▶ **Brief**
Across the data below, how many lines hold "name"? Answer with that number and nothing else.

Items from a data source
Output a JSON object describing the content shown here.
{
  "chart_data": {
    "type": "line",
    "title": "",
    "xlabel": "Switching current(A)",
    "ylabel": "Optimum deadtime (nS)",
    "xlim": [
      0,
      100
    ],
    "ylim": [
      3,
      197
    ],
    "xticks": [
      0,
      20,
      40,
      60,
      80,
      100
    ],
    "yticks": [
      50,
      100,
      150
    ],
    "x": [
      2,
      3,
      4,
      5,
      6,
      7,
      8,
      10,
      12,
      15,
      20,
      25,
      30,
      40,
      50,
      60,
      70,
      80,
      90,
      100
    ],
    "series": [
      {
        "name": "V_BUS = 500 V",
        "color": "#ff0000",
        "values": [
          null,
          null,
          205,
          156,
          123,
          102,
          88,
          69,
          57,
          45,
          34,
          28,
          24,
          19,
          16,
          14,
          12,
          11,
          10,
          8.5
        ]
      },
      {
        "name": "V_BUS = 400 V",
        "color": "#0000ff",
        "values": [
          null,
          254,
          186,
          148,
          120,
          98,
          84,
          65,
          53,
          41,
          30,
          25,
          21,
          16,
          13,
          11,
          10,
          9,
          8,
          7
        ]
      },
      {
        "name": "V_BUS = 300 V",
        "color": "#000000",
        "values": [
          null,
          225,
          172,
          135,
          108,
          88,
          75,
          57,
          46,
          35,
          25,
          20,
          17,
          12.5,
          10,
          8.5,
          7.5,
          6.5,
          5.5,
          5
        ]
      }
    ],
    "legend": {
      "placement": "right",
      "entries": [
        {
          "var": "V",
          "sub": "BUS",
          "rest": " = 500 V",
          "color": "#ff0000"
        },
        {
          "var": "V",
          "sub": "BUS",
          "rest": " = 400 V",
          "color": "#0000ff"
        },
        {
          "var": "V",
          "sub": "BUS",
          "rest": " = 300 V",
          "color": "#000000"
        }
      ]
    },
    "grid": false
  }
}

▶ **Exercise response**
3